Task requirements
Exactly repeat the material, dropping only the pictures.

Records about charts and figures
──────

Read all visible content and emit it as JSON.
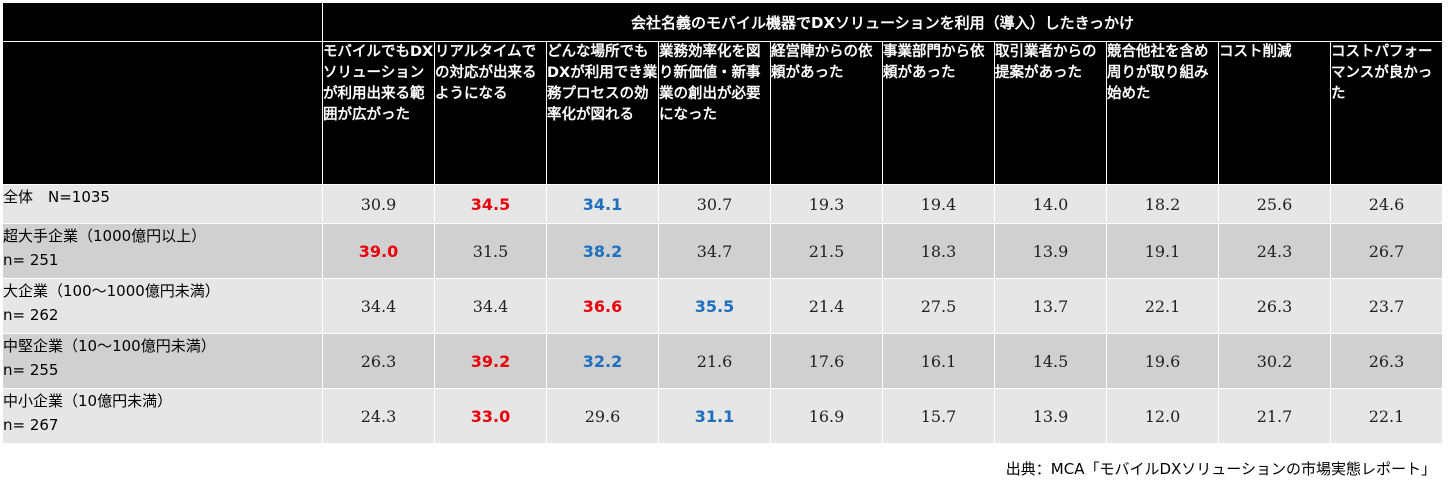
{
  "chart_data": {
    "type": "table",
    "title": "会社名義のモバイル機器でDXソリューションを利用（導入）したきっかけ",
    "columns": [
      "モバイルでもDXソリューションが利用出来る範囲が広がった",
      "リアルタイムでの対応が出来るようになる",
      "どんな場所でもDXが利用でき業務プロセスの効率化が図れる",
      "業務効率化を図り新価値・新事業の創出が必要になった",
      "経営陣からの依頼があった",
      "事業部門から依頼があった",
      "取引業者からの提案があった",
      "競合他社を含め周りが取り組み始めた",
      "コスト削減",
      "コストパフォーマンスが良かった"
    ],
    "rows": [
      {
        "label": "全体　N=1035",
        "label2": "",
        "values": [
          "30.9",
          "34.5",
          "34.1",
          "30.7",
          "19.3",
          "19.4",
          "14.0",
          "18.2",
          "25.6",
          "24.6"
        ],
        "highlight": [
          "",
          "red",
          "blue",
          "",
          "",
          "",
          "",
          "",
          "",
          ""
        ]
      },
      {
        "label": "超大手企業（1000億円以上）",
        "label2": "n= 251",
        "values": [
          "39.0",
          "31.5",
          "38.2",
          "34.7",
          "21.5",
          "18.3",
          "13.9",
          "19.1",
          "24.3",
          "26.7"
        ],
        "highlight": [
          "red",
          "",
          "blue",
          "",
          "",
          "",
          "",
          "",
          "",
          ""
        ]
      },
      {
        "label": "大企業（100～1000億円未満）",
        "label2": "n= 262",
        "values": [
          "34.4",
          "34.4",
          "36.6",
          "35.5",
          "21.4",
          "27.5",
          "13.7",
          "22.1",
          "26.3",
          "23.7"
        ],
        "highlight": [
          "",
          "",
          "red",
          "blue",
          "",
          "",
          "",
          "",
          "",
          ""
        ]
      },
      {
        "label": "中堅企業（10～100億円未満）",
        "label2": "n= 255",
        "values": [
          "26.3",
          "39.2",
          "32.2",
          "21.6",
          "17.6",
          "16.1",
          "14.5",
          "19.6",
          "30.2",
          "26.3"
        ],
        "highlight": [
          "",
          "red",
          "blue",
          "",
          "",
          "",
          "",
          "",
          "",
          ""
        ]
      },
      {
        "label": "中小企業（10億円未満）",
        "label2": "n= 267",
        "values": [
          "24.3",
          "33.0",
          "29.6",
          "31.1",
          "16.9",
          "15.7",
          "13.9",
          "12.0",
          "21.7",
          "22.1"
        ],
        "highlight": [
          "",
          "red",
          "",
          "blue",
          "",
          "",
          "",
          "",
          "",
          ""
        ]
      }
    ],
    "colors": {
      "header_bg": "#000000",
      "red": "#e8000b",
      "blue": "#1f6fbf",
      "row_light": "#e6e6e6",
      "row_dark": "#d0d0d0"
    }
  },
  "source": "出典：MCA「モバイルDXソリューションの市場実態レポート」"
}
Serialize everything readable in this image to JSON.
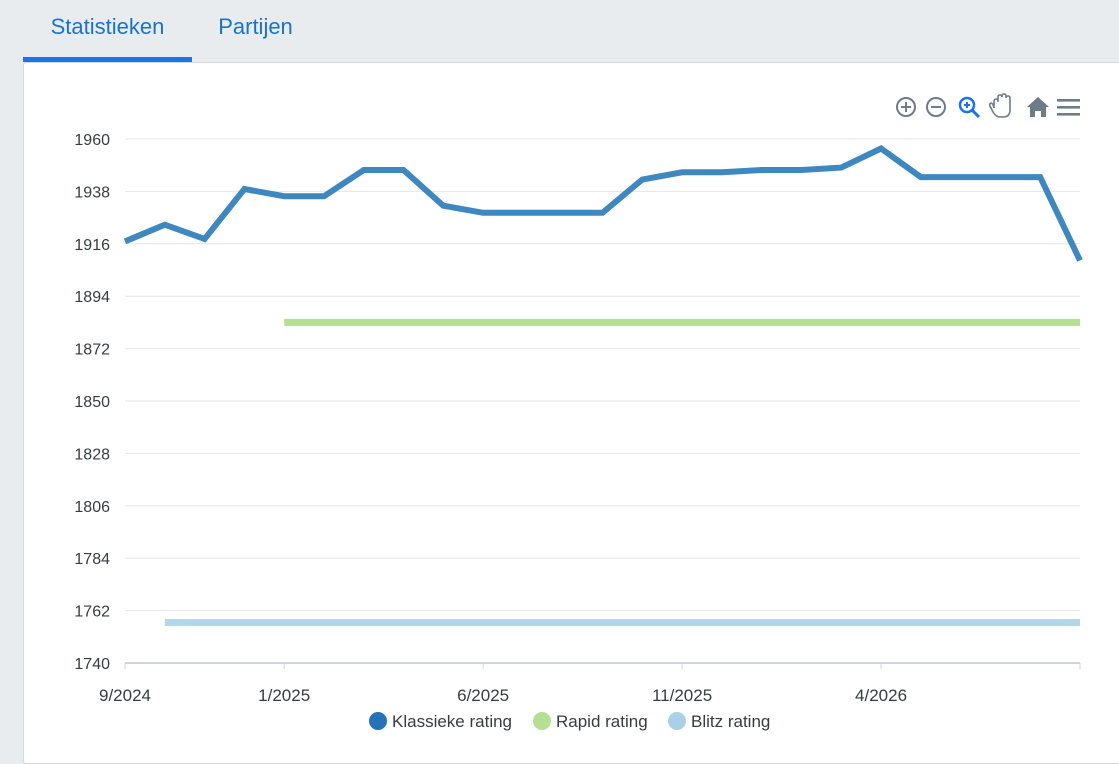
{
  "tabs": [
    {
      "label": "Statistieken",
      "active": true
    },
    {
      "label": "Partijen",
      "active": false
    }
  ],
  "toolbar": {
    "icons": [
      "zoom-in-icon",
      "zoom-out-icon",
      "zoom-selection-icon",
      "pan-icon",
      "reset-zoom-home-icon",
      "menu-icon"
    ],
    "active_icon": "zoom-selection-icon"
  },
  "colors": {
    "accent": "#1a73e8",
    "klassiek": "#3f88bf",
    "rapid": "#b5df92",
    "blitz": "#b3d6ea",
    "legend_klassiek": "#2672b8",
    "legend_rapid": "#b5df92",
    "legend_blitz": "#a9d0e6"
  },
  "chart_data": {
    "type": "line",
    "title": "",
    "xlabel": "",
    "ylabel": "",
    "ylim": [
      1740,
      1960
    ],
    "yticks": [
      1740,
      1762,
      1784,
      1806,
      1828,
      1850,
      1872,
      1894,
      1916,
      1938,
      1960
    ],
    "xlim": [
      "2024-09",
      "2026-09"
    ],
    "xticks": [
      {
        "label": "9/2024",
        "date": "2024-09"
      },
      {
        "label": "1/2025",
        "date": "2025-01"
      },
      {
        "label": "6/2025",
        "date": "2025-06"
      },
      {
        "label": "11/2025",
        "date": "2025-11"
      },
      {
        "label": "4/2026",
        "date": "2026-04"
      }
    ],
    "grid": true,
    "legend": "bottom-center",
    "series": [
      {
        "name": "Klassieke rating",
        "color": "#3f88bf",
        "points": [
          [
            "2024-09",
            1917
          ],
          [
            "2024-10",
            1924
          ],
          [
            "2024-11",
            1918
          ],
          [
            "2024-12",
            1939
          ],
          [
            "2025-01",
            1936
          ],
          [
            "2025-02",
            1936
          ],
          [
            "2025-03",
            1947
          ],
          [
            "2025-04",
            1947
          ],
          [
            "2025-05",
            1932
          ],
          [
            "2025-06",
            1929
          ],
          [
            "2025-07",
            1929
          ],
          [
            "2025-08",
            1929
          ],
          [
            "2025-09",
            1929
          ],
          [
            "2025-10",
            1943
          ],
          [
            "2025-11",
            1946
          ],
          [
            "2025-12",
            1946
          ],
          [
            "2026-01",
            1947
          ],
          [
            "2026-02",
            1947
          ],
          [
            "2026-03",
            1948
          ],
          [
            "2026-04",
            1956
          ],
          [
            "2026-05",
            1944
          ],
          [
            "2026-06",
            1944
          ],
          [
            "2026-07",
            1944
          ],
          [
            "2026-08",
            1944
          ],
          [
            "2026-09",
            1909
          ]
        ]
      },
      {
        "name": "Rapid rating",
        "color": "#b5df92",
        "points": [
          [
            "2025-01",
            1883
          ],
          [
            "2026-09",
            1883
          ]
        ]
      },
      {
        "name": "Blitz rating",
        "color": "#b3d6ea",
        "points": [
          [
            "2024-10",
            1757
          ],
          [
            "2026-09",
            1757
          ]
        ]
      }
    ]
  }
}
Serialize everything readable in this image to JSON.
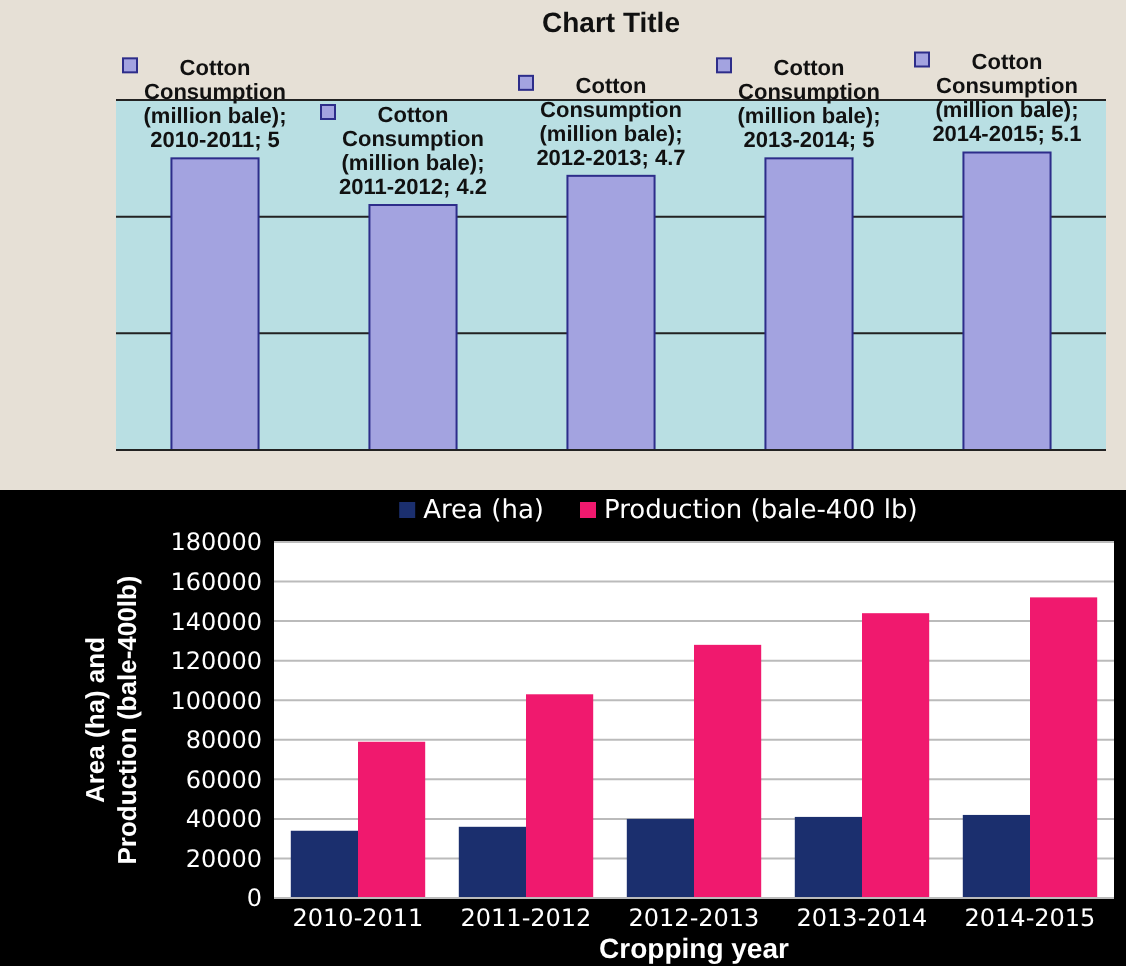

──────

Task answer
Read all visible content and emit it as JSON.
{
  "chart_data": {
    "type": "table",
    "title": "会社名義のモバイル機器でDXソリューションを利用（導入）したきっかけ",
    "columns": [
      "モバイルでもDXソリューションが利用出来る範囲が広がった",
      "リアルタイムでの対応が出来るようになる",
      "どんな場所でもDXが利用でき業務プロセスの効率化が図れる",
      "業務効率化を図り新価値・新事業の創出が必要になった",
      "経営陣からの依頼があった",
      "事業部門から依頼があった",
      "取引業者からの提案があった",
      "競合他社を含め周りが取り組み始めた",
      "コスト削減",
      "コストパフォーマンスが良かった"
    ],
    "rows": [
      {
        "label": "全体　N=1035",
        "label2": "",
        "values": [
          "30.9",
          "34.5",
          "34.1",
          "30.7",
          "19.3",
          "19.4",
          "14.0",
          "18.2",
          "25.6",
          "24.6"
        ],
        "highlight": [
          "",
          "red",
          "blue",
          "",
          "",
          "",
          "",
          "",
          "",
          ""
        ]
      },
      {
        "label": "超大手企業（1000億円以上）",
        "label2": "n= 251",
        "values": [
          "39.0",
          "31.5",
          "38.2",
          "34.7",
          "21.5",
          "18.3",
          "13.9",
          "19.1",
          "24.3",
          "26.7"
        ],
        "highlight": [
          "red",
          "",
          "blue",
          "",
          "",
          "",
          "",
          "",
          "",
          ""
        ]
      },
      {
        "label": "大企業（100～1000億円未満）",
        "label2": "n= 262",
        "values": [
          "34.4",
          "34.4",
          "36.6",
          "35.5",
          "21.4",
          "27.5",
          "13.7",
          "22.1",
          "26.3",
          "23.7"
        ],
        "highlight": [
          "",
          "",
          "red",
          "blue",
          "",
          "",
          "",
          "",
          "",
          ""
        ]
      },
      {
        "label": "中堅企業（10～100億円未満）",
        "label2": "n= 255",
        "values": [
          "26.3",
          "39.2",
          "32.2",
          "21.6",
          "17.6",
          "16.1",
          "14.5",
          "19.6",
          "30.2",
          "26.3"
        ],
        "highlight": [
          "",
          "red",
          "blue",
          "",
          "",
          "",
          "",
          "",
          "",
          ""
        ]
      },
      {
        "label": "中小企業（10億円未満）",
        "label2": "n= 267",
        "values": [
          "24.3",
          "33.0",
          "29.6",
          "31.1",
          "16.9",
          "15.7",
          "13.9",
          "12.0",
          "21.7",
          "22.1"
        ],
        "highlight": [
          "",
          "red",
          "",
          "blue",
          "",
          "",
          "",
          "",
          "",
          ""
        ]
      }
    ],
    "colors": {
      "header_bg": "#000000",
      "red": "#e8000b",
      "blue": "#1f6fbf",
      "row_light": "#e6e6e6",
      "row_dark": "#d0d0d0"
    }
  },
  "source": "出典：MCA「モバイルDXソリューションの市場実態レポート」"
}
Serialize everything readable in this image to JSON.
{
  "tabs": [
    {
      "label": "Statistieken",
      "active": true
    },
    {
      "label": "Partijen",
      "active": false
    }
  ],
  "toolbar": {
    "icons": [
      "zoom-in-icon",
      "zoom-out-icon",
      "zoom-selection-icon",
      "pan-icon",
      "reset-zoom-home-icon",
      "menu-icon"
    ],
    "active_icon": "zoom-selection-icon"
  },
  "colors": {
    "accent": "#1a73e8",
    "klassiek": "#3f88bf",
    "rapid": "#b5df92",
    "blitz": "#b3d6ea",
    "legend_klassiek": "#2672b8",
    "legend_rapid": "#b5df92",
    "legend_blitz": "#a9d0e6"
  },
  "chart_data": {
    "type": "line",
    "title": "",
    "xlabel": "",
    "ylabel": "",
    "ylim": [
      1740,
      1960
    ],
    "yticks": [
      1740,
      1762,
      1784,
      1806,
      1828,
      1850,
      1872,
      1894,
      1916,
      1938,
      1960
    ],
    "xlim": [
      "2024-09",
      "2026-09"
    ],
    "xticks": [
      {
        "label": "9/2024",
        "date": "2024-09"
      },
      {
        "label": "1/2025",
        "date": "2025-01"
      },
      {
        "label": "6/2025",
        "date": "2025-06"
      },
      {
        "label": "11/2025",
        "date": "2025-11"
      },
      {
        "label": "4/2026",
        "date": "2026-04"
      }
    ],
    "grid": true,
    "legend": "bottom-center",
    "series": [
      {
        "name": "Klassieke rating",
        "color": "#3f88bf",
        "points": [
          [
            "2024-09",
            1917
          ],
          [
            "2024-10",
            1924
          ],
          [
            "2024-11",
            1918
          ],
          [
            "2024-12",
            1939
          ],
          [
            "2025-01",
            1936
          ],
          [
            "2025-02",
            1936
          ],
          [
            "2025-03",
            1947
          ],
          [
            "2025-04",
            1947
          ],
          [
            "2025-05",
            1932
          ],
          [
            "2025-06",
            1929
          ],
          [
            "2025-07",
            1929
          ],
          [
            "2025-08",
            1929
          ],
          [
            "2025-09",
            1929
          ],
          [
            "2025-10",
            1943
          ],
          [
            "2025-11",
            1946
          ],
          [
            "2025-12",
            1946
          ],
          [
            "2026-01",
            1947
          ],
          [
            "2026-02",
            1947
          ],
          [
            "2026-03",
            1948
          ],
          [
            "2026-04",
            1956
          ],
          [
            "2026-05",
            1944
          ],
          [
            "2026-06",
            1944
          ],
          [
            "2026-07",
            1944
          ],
          [
            "2026-08",
            1944
          ],
          [
            "2026-09",
            1909
          ]
        ]
      },
      {
        "name": "Rapid rating",
        "color": "#b5df92",
        "points": [
          [
            "2025-01",
            1883
          ],
          [
            "2026-09",
            1883
          ]
        ]
      },
      {
        "name": "Blitz rating",
        "color": "#b3d6ea",
        "points": [
          [
            "2024-10",
            1757
          ],
          [
            "2026-09",
            1757
          ]
        ]
      }
    ]
  }
}
Serialize everything readable in this image to JSON.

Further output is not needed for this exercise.